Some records
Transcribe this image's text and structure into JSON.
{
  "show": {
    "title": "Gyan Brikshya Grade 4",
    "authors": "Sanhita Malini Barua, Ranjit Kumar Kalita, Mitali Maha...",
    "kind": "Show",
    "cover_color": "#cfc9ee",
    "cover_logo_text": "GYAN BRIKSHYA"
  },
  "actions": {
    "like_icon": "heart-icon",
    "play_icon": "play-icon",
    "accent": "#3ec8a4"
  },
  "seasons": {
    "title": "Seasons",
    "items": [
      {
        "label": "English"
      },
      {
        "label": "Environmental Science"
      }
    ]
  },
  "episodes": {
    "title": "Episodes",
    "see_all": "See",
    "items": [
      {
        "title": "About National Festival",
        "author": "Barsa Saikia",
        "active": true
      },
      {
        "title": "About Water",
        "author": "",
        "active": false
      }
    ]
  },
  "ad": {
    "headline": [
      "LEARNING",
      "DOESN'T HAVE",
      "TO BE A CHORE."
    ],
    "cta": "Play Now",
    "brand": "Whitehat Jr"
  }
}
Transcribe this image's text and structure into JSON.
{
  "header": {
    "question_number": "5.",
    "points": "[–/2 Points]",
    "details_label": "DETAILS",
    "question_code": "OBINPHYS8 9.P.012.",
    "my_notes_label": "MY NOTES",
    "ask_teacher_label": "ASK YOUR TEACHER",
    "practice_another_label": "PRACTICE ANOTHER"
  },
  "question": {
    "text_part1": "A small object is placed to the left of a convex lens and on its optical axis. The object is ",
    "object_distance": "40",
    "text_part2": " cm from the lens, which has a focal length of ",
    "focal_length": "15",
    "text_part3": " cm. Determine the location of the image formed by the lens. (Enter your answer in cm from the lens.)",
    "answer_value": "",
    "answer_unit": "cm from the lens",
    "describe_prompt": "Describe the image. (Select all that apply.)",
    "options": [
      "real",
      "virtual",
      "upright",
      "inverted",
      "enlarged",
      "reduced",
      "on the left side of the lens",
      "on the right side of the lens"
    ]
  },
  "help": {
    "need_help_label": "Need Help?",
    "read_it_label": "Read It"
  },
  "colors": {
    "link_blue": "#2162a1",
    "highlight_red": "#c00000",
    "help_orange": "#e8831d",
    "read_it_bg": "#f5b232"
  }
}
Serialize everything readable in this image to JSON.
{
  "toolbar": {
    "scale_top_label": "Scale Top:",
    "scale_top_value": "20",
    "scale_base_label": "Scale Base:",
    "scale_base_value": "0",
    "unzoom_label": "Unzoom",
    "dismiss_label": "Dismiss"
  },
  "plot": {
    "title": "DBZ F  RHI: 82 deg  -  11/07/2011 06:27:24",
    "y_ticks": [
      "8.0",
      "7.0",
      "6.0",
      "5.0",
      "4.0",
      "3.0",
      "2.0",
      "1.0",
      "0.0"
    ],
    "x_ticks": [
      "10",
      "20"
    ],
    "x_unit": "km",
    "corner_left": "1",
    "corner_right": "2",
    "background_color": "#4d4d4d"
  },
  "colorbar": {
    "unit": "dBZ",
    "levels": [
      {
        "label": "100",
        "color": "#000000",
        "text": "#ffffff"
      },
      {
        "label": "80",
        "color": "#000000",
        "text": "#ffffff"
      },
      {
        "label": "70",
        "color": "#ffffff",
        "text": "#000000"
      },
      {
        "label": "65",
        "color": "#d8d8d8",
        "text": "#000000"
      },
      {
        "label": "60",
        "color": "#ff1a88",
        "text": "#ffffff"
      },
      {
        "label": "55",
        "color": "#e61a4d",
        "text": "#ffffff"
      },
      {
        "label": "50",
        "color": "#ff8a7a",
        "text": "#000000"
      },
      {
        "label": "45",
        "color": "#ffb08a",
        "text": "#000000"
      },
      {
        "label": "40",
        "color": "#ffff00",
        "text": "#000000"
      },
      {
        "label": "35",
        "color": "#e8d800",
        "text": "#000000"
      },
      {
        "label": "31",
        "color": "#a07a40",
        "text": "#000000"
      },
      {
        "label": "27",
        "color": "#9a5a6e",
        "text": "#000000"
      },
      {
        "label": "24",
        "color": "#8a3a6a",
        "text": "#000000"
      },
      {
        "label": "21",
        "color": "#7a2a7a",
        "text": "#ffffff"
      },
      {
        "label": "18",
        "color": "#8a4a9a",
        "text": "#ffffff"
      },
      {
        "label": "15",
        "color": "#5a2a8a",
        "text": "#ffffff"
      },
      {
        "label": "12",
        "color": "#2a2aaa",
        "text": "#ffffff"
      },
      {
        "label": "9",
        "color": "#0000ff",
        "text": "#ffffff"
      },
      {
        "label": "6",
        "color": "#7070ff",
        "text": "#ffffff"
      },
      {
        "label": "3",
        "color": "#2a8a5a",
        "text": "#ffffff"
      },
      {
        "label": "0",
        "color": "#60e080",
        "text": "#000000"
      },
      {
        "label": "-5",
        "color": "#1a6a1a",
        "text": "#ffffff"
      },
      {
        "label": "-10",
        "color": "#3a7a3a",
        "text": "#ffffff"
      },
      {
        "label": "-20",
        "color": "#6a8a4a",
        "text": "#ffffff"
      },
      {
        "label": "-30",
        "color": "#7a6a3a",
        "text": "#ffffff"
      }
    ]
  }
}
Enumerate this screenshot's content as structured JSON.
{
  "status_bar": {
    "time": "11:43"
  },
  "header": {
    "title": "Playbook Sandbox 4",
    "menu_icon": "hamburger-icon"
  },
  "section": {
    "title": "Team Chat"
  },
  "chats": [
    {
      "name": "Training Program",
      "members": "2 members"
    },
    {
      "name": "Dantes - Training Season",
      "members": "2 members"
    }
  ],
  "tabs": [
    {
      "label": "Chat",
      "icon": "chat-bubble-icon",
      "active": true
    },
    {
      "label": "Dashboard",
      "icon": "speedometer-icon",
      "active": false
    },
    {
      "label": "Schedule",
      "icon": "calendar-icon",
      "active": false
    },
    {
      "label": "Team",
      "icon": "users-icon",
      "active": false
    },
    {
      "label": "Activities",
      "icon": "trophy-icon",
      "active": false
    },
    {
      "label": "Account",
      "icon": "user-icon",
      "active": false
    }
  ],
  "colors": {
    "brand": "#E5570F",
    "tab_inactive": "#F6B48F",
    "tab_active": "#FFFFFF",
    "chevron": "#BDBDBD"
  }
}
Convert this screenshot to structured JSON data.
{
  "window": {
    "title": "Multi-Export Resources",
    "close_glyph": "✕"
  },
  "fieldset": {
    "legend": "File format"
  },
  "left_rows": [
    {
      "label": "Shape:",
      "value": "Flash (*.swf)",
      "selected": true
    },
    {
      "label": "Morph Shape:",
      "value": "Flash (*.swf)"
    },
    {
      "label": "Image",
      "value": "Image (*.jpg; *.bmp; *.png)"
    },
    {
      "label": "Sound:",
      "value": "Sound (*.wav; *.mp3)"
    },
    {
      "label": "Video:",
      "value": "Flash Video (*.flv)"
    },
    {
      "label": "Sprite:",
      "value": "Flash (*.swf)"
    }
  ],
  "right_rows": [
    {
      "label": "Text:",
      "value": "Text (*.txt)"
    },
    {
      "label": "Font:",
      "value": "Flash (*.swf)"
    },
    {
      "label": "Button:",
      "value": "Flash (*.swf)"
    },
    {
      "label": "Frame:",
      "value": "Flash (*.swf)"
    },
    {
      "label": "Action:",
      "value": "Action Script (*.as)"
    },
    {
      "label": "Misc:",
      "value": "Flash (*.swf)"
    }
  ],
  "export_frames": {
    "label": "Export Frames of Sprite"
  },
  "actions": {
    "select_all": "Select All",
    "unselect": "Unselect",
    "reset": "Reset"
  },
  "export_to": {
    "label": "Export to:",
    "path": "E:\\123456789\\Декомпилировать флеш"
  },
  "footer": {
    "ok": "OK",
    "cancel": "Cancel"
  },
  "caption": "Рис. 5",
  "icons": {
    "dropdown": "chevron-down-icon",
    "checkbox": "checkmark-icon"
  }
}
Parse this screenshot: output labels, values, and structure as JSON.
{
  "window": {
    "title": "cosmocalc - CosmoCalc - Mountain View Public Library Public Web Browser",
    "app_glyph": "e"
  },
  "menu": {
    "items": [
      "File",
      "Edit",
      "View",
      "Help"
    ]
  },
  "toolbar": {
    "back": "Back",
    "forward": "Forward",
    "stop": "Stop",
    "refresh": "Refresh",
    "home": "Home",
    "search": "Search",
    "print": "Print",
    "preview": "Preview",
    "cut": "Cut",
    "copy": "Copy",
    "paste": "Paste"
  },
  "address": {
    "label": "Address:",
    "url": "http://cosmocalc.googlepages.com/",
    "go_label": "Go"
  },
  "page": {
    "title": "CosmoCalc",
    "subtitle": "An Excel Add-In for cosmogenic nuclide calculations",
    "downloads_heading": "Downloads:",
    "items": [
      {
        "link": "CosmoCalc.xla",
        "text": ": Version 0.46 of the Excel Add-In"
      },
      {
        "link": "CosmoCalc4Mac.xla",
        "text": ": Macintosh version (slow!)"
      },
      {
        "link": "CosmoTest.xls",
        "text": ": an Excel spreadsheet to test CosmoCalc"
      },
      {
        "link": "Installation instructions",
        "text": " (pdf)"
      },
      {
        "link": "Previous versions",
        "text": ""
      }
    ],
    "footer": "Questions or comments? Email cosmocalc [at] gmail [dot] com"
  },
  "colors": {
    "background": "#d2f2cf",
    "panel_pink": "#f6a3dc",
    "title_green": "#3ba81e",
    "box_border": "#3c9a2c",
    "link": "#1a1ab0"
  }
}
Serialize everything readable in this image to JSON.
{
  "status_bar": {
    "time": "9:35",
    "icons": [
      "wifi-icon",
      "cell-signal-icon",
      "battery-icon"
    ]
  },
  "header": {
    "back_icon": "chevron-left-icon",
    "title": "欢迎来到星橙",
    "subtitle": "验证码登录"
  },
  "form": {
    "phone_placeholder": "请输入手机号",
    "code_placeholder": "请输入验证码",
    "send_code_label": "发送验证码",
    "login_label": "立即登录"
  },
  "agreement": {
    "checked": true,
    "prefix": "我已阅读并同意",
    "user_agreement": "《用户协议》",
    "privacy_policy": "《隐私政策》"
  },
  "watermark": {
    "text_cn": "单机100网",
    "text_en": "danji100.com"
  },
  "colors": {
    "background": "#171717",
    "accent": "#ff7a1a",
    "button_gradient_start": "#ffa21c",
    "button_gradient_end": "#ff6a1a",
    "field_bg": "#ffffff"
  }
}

§ The exercise
Find each line holding "chevron". Copy it out.

§ Answer to the task
    "chevron": "#BDBDBD"
    "dropdown": "chevron-down-icon",
    "back_icon": "chevron-left-icon",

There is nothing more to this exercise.